### [WORK TO COMPLETE]
Select and copy out every line in the records containing "size".

### [EXERCISE INPUT]
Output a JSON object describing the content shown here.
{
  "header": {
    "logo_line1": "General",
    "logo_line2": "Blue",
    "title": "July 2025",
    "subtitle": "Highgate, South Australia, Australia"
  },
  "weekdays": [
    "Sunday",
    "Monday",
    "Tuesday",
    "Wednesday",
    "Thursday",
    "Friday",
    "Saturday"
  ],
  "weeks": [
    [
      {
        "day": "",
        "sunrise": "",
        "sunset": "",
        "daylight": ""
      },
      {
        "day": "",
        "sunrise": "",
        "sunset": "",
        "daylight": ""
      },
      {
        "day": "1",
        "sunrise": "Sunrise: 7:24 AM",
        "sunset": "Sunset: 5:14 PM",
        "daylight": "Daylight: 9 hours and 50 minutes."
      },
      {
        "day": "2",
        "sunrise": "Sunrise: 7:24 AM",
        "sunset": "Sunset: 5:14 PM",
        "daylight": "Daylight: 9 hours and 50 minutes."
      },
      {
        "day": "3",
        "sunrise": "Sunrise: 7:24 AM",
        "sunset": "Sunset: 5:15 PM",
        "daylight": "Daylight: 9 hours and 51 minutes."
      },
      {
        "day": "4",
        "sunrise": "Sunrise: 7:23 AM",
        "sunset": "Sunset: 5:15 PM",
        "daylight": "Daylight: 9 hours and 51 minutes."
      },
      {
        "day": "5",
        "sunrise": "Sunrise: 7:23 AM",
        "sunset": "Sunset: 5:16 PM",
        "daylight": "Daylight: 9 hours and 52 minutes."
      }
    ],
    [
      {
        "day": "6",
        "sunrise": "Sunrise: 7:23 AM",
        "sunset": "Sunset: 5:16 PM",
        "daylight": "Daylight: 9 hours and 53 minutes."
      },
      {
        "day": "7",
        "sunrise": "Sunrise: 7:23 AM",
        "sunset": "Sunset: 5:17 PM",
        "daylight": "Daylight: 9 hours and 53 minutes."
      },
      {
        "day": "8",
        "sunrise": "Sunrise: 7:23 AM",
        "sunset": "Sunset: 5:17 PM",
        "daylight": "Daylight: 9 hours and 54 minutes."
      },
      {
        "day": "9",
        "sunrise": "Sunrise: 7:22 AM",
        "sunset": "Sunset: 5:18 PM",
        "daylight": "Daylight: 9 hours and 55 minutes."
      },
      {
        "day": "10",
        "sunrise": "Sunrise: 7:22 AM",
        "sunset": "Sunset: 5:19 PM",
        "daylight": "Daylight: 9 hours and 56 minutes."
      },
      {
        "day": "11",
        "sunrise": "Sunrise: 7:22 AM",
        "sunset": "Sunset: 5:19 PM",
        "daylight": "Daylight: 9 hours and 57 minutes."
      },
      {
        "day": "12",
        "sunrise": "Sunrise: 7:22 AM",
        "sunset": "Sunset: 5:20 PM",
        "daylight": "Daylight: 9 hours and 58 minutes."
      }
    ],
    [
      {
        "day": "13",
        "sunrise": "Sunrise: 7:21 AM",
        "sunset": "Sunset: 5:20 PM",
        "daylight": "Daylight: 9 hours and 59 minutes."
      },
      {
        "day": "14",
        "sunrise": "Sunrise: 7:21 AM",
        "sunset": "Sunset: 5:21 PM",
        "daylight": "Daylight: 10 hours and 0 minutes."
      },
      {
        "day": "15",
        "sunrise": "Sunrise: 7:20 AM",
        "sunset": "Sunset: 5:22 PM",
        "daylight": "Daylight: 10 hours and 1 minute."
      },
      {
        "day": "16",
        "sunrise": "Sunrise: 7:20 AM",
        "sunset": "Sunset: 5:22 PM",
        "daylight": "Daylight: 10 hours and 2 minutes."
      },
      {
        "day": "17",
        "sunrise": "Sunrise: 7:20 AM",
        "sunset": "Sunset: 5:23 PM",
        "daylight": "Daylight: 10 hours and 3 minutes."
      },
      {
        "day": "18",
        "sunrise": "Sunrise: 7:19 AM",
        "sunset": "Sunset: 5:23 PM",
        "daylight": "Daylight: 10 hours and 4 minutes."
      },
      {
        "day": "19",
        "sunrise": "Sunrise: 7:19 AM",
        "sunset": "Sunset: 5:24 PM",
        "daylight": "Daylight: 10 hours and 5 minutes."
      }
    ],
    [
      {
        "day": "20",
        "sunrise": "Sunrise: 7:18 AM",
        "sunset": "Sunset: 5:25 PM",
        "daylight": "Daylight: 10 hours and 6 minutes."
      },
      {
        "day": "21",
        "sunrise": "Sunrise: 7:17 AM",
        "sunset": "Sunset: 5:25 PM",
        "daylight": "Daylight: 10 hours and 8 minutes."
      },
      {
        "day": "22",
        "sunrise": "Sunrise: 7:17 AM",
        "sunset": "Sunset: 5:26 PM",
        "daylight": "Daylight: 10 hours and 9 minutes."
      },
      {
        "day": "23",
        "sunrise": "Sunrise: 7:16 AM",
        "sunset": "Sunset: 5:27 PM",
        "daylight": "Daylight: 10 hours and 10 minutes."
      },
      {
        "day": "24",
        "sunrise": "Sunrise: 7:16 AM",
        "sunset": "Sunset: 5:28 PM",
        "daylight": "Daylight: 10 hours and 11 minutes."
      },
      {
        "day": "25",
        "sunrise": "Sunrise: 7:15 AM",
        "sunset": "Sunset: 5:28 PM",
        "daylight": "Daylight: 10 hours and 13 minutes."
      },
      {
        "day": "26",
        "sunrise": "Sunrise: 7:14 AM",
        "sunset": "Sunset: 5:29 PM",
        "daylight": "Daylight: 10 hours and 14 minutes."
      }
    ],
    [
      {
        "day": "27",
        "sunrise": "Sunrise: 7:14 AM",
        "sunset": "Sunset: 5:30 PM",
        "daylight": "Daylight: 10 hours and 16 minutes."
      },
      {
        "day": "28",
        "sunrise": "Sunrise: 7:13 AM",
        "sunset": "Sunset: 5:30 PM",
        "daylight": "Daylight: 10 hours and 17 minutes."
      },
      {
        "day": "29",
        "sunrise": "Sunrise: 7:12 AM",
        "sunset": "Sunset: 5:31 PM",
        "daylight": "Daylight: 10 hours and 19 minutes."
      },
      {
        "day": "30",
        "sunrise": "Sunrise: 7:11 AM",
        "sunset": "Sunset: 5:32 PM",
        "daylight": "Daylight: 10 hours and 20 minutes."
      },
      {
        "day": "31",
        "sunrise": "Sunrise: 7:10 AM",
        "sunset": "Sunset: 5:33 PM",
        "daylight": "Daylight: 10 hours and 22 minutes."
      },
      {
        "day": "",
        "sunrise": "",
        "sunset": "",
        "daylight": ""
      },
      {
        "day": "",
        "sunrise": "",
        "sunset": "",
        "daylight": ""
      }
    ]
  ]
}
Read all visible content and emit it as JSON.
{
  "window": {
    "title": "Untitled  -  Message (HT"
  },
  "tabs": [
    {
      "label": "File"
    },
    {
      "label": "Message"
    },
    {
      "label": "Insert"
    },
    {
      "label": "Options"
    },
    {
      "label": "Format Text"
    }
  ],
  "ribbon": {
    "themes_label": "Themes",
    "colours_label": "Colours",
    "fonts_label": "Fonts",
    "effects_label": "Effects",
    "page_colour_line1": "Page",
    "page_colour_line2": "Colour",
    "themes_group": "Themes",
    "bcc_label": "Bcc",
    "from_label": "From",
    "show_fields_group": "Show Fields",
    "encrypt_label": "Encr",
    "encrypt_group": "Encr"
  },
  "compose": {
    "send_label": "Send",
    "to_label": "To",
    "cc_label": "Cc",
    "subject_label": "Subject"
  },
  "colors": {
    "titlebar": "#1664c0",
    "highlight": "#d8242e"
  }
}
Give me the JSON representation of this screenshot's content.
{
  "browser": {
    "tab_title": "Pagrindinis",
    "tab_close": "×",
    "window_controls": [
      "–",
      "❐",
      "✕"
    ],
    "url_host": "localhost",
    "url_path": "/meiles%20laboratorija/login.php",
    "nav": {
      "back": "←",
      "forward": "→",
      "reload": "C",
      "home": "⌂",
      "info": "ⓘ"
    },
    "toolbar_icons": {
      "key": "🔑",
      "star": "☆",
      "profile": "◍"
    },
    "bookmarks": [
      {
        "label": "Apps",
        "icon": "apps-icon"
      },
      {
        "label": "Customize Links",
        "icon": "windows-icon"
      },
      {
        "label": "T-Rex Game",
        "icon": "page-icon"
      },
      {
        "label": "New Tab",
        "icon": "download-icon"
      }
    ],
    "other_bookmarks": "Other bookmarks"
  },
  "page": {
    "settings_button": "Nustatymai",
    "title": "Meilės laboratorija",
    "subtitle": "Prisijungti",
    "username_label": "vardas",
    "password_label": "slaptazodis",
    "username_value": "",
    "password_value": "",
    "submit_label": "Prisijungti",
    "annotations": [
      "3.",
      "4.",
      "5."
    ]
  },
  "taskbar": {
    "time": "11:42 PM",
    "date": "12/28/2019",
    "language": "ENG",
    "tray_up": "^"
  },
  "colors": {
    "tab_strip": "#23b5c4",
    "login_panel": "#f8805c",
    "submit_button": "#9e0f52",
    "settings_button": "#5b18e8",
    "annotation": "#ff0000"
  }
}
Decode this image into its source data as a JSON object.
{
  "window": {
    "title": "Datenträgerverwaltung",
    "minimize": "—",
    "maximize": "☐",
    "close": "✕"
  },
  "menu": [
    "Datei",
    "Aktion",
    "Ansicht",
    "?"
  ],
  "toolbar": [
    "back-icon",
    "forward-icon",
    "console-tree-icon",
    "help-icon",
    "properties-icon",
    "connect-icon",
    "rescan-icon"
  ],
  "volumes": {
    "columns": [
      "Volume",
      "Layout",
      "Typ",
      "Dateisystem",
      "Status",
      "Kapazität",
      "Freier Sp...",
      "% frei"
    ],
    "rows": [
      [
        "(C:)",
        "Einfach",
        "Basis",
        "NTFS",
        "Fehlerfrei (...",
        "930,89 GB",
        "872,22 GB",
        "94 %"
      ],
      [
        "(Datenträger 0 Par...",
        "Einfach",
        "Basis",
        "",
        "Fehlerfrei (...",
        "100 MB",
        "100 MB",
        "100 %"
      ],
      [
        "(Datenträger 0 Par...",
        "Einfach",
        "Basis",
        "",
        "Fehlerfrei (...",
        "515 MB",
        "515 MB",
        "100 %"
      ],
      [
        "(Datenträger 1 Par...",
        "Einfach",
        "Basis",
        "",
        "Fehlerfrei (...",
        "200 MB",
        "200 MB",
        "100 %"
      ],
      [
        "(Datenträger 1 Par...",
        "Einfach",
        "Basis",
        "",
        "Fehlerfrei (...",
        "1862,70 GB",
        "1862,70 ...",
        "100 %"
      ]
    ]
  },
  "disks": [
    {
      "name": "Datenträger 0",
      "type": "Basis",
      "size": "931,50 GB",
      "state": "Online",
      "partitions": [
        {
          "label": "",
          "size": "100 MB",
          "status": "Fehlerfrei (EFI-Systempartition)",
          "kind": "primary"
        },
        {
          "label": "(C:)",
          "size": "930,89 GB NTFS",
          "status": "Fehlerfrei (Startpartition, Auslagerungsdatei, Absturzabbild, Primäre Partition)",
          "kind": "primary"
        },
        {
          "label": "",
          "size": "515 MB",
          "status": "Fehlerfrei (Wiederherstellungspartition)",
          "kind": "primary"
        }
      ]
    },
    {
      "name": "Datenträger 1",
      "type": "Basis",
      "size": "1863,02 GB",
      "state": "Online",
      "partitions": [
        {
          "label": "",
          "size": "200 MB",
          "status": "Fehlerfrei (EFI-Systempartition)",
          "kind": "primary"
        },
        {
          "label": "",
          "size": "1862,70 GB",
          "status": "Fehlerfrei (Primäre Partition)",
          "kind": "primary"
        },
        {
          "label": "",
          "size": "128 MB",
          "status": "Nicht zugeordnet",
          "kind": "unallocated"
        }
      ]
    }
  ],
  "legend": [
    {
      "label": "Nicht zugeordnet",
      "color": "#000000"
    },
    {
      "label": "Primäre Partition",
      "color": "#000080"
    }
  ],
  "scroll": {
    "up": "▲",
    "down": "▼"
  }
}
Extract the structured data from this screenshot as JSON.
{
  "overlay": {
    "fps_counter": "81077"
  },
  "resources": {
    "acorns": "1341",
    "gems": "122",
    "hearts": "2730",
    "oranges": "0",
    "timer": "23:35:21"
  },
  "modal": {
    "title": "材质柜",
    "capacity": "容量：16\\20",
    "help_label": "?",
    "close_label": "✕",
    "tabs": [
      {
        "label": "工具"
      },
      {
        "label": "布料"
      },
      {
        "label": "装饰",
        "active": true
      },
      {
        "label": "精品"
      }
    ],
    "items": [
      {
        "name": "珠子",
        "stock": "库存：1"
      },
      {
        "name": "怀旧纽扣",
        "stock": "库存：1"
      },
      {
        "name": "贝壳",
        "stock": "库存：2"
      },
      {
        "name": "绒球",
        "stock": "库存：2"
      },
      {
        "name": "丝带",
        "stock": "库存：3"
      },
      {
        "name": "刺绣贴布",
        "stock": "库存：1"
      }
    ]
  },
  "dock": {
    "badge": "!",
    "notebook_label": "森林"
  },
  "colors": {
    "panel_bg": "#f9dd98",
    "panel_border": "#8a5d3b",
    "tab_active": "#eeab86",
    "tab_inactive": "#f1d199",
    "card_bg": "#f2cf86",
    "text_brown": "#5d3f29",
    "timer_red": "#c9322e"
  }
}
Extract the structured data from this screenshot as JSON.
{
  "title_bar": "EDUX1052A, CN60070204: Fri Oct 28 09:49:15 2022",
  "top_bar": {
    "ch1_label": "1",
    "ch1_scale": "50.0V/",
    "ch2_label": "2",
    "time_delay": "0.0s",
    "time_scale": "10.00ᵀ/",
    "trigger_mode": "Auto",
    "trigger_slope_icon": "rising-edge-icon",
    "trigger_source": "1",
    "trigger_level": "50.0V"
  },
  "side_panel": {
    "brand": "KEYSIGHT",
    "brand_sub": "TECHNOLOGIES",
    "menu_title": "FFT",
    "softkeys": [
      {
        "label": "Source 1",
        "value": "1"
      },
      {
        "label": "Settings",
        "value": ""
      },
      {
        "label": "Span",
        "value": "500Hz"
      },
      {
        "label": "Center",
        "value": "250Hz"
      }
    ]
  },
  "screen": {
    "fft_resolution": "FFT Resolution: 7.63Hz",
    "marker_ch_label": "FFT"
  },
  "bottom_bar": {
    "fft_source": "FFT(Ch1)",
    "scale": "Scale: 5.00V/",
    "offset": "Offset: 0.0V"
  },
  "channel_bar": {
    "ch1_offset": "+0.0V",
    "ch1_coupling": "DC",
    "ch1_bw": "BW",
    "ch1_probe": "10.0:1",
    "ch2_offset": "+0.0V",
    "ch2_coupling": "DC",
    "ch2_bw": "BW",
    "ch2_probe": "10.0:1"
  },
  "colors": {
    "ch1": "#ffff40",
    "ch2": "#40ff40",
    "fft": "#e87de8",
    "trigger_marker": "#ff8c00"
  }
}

### [SOLUTION FOR THIS TASK]
      "size": "931,50 GB",
          "size": "100 MB",
          "size": "930,89 GB NTFS",
          "size": "515 MB",
      "size": "1863,02 GB",
          "size": "200 MB",
          "size": "1862,70 GB",
          "size": "128 MB",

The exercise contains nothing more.